[BEGIN]
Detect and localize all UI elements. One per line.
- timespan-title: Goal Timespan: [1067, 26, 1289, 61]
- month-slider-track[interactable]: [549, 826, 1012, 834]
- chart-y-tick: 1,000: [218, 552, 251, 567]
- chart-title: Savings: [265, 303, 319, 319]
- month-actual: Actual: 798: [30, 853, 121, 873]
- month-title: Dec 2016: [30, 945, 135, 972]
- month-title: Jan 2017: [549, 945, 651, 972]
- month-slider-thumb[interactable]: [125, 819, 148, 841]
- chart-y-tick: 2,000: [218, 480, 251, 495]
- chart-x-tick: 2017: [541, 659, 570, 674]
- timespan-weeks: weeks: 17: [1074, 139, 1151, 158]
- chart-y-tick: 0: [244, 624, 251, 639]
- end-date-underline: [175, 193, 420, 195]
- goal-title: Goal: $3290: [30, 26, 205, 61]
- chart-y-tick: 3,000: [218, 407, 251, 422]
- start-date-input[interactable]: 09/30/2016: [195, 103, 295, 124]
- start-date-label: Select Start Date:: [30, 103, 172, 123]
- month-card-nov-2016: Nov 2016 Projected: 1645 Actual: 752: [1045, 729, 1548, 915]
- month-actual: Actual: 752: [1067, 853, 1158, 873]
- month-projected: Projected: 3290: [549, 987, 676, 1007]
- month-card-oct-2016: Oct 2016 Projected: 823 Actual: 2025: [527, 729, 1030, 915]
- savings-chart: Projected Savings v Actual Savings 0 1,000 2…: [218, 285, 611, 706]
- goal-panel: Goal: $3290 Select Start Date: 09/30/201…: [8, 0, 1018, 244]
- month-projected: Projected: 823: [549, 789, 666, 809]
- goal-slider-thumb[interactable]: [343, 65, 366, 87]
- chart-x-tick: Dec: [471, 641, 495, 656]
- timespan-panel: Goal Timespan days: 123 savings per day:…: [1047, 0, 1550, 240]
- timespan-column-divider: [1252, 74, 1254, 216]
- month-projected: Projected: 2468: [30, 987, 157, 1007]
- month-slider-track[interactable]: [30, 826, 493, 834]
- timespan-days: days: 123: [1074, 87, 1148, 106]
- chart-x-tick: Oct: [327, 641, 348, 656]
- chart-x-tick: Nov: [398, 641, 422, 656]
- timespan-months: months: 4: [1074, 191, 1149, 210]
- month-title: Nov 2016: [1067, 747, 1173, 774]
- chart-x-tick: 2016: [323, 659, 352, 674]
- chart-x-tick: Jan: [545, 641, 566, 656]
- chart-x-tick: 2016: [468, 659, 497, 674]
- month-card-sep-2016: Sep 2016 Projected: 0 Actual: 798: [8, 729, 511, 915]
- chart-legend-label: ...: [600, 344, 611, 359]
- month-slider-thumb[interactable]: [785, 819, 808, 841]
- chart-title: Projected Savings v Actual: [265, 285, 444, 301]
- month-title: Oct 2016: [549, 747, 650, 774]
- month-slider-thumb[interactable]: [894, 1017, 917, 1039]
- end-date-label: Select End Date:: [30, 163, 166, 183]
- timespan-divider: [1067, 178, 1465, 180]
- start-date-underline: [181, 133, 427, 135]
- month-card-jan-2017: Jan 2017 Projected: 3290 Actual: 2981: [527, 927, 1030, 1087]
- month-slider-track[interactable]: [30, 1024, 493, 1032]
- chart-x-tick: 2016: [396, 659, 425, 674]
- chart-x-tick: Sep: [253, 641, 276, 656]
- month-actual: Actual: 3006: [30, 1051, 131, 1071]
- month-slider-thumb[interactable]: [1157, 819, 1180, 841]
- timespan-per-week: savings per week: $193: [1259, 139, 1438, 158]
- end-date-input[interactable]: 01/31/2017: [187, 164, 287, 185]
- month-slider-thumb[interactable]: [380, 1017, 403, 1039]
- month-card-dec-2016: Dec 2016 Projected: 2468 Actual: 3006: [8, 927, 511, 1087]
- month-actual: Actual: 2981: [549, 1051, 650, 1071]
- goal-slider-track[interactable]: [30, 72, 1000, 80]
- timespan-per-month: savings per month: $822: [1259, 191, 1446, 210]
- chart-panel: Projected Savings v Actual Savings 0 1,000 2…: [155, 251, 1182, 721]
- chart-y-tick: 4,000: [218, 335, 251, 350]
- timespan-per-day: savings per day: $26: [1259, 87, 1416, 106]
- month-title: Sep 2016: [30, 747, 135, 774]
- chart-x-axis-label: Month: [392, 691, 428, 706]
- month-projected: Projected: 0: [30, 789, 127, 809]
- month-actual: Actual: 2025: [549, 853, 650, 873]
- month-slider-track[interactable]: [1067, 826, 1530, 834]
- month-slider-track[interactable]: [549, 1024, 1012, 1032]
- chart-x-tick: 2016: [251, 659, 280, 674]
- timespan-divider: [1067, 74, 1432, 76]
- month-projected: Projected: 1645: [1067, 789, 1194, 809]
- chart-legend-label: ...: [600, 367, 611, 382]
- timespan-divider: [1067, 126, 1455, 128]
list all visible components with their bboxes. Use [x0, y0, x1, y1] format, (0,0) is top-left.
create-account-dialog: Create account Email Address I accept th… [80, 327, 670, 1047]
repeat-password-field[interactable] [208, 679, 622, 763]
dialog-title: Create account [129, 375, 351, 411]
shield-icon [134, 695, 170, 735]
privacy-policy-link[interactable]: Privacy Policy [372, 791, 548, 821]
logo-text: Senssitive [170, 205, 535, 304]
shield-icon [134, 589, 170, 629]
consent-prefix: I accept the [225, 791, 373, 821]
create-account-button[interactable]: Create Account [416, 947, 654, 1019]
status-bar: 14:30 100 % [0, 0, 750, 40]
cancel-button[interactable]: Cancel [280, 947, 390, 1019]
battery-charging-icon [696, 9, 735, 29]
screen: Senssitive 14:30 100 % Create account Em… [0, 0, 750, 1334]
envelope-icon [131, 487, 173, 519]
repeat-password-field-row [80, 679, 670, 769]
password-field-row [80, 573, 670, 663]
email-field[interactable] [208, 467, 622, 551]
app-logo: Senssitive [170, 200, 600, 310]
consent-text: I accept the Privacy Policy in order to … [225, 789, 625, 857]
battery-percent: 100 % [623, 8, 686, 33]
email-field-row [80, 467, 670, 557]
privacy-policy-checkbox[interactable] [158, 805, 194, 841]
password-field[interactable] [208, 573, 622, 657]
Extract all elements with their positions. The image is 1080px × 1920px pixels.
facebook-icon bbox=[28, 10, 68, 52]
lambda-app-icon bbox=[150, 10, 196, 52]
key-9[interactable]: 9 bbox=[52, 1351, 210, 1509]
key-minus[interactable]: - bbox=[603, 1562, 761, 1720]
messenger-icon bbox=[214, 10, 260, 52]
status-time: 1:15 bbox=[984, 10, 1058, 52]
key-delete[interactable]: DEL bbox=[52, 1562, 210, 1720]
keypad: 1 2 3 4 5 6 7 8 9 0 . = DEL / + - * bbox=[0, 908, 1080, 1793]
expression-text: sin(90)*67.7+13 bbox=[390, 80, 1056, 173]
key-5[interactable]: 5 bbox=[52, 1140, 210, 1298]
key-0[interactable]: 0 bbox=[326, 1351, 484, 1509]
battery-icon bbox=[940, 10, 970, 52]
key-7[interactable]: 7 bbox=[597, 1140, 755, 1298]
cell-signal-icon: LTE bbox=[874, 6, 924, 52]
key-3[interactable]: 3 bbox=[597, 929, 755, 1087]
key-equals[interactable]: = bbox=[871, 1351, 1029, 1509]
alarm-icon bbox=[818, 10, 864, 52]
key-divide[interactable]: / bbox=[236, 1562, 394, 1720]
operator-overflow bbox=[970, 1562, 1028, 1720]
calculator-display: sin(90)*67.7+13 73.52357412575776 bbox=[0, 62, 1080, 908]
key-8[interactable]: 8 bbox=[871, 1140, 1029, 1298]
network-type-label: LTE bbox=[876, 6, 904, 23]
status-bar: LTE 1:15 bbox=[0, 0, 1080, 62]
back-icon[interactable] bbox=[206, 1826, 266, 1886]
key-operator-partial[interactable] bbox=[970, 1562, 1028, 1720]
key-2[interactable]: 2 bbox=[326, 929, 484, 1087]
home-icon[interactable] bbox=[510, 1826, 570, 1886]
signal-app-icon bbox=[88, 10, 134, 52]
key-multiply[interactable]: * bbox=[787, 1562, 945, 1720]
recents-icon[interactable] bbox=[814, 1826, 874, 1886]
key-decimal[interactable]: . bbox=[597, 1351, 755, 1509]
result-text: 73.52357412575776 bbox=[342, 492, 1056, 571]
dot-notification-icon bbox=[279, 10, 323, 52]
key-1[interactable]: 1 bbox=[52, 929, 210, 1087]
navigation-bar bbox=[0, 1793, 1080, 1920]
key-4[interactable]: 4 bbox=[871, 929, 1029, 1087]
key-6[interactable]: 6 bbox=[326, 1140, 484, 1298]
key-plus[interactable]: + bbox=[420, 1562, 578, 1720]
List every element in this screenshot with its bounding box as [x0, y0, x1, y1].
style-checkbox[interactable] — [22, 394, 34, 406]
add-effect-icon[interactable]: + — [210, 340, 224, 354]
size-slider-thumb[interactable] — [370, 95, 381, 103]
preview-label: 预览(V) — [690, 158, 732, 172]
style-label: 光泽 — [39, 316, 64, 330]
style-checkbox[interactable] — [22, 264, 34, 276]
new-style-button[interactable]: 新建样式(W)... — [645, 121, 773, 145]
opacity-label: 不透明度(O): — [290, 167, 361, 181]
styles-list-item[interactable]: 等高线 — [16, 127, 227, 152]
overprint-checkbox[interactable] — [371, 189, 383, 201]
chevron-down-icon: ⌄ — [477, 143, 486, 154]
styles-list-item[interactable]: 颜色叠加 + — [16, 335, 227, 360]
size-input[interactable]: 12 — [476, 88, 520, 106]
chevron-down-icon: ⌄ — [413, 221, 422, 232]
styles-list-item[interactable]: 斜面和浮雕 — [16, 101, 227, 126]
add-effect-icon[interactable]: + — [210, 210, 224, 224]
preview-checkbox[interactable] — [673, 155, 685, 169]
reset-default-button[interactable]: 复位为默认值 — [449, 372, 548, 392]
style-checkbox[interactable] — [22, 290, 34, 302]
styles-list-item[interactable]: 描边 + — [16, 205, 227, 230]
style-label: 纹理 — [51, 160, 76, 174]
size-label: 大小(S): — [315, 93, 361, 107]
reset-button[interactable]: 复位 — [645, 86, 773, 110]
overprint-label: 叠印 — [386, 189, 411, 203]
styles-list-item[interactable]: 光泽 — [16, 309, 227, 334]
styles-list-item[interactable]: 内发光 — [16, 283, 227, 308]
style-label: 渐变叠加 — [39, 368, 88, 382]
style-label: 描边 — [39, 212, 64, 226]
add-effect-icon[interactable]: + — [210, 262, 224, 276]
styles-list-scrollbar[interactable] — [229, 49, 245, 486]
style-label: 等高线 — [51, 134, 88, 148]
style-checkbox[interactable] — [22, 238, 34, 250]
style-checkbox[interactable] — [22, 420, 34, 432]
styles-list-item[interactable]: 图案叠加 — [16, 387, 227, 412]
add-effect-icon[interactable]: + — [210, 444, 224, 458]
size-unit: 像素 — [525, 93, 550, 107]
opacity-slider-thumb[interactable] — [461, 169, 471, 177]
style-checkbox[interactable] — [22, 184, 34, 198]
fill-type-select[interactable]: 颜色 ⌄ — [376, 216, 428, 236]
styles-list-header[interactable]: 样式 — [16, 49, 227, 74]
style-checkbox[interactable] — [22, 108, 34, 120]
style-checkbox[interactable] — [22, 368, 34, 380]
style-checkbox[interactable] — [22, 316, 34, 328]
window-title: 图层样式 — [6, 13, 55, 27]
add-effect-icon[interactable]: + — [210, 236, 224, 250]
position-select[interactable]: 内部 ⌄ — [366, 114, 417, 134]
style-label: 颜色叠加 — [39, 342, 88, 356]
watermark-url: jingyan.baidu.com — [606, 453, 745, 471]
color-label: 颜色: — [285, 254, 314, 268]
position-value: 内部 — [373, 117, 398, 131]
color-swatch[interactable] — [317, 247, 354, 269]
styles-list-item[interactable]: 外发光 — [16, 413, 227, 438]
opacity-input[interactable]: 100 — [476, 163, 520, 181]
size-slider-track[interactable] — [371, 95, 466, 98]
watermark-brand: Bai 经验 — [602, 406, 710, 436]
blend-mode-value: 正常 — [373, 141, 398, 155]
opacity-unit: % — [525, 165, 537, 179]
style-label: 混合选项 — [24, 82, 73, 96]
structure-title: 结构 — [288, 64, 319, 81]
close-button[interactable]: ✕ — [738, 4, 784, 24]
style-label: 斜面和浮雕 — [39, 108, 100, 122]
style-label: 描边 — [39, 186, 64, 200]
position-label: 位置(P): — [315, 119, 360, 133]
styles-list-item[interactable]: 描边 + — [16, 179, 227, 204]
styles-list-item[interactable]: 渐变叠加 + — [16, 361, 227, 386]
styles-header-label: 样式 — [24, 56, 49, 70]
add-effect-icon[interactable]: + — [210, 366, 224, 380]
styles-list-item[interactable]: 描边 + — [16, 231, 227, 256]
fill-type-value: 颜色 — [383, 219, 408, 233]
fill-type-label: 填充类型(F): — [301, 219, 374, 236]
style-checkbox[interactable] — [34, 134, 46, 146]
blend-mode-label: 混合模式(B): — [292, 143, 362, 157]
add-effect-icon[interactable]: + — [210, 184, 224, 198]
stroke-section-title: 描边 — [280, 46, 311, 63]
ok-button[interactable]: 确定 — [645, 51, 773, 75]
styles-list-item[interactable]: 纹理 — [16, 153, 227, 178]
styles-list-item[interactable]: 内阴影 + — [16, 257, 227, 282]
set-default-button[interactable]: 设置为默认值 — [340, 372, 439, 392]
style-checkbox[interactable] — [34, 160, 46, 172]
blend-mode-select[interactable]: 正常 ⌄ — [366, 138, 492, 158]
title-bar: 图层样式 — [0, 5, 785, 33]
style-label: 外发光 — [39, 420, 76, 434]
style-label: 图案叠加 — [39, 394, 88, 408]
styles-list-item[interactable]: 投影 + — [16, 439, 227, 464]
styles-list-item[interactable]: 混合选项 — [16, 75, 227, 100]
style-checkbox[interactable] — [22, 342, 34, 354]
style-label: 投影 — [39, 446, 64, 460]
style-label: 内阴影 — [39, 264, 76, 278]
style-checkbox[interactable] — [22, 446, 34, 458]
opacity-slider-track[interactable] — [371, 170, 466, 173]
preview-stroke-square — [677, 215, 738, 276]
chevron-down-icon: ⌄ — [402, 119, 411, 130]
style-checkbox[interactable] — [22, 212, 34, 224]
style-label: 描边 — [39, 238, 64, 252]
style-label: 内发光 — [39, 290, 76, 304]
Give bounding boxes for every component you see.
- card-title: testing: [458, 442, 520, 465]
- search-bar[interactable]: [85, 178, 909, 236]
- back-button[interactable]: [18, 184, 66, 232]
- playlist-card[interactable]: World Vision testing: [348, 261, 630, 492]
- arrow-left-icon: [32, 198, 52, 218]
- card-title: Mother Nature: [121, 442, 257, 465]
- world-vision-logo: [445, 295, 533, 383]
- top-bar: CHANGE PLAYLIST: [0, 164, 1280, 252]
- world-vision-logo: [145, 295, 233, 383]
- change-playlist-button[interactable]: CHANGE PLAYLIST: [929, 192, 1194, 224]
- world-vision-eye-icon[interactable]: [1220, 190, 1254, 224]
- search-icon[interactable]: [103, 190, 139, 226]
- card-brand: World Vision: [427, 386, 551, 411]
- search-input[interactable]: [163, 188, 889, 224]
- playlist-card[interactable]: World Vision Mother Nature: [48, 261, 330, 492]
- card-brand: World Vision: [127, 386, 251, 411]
[END]
§ **WORK TO BE COMPLETED**
Report how many lines in the records contain the string "default". Give only the number.

§ **WRITTEN ANSWER**
2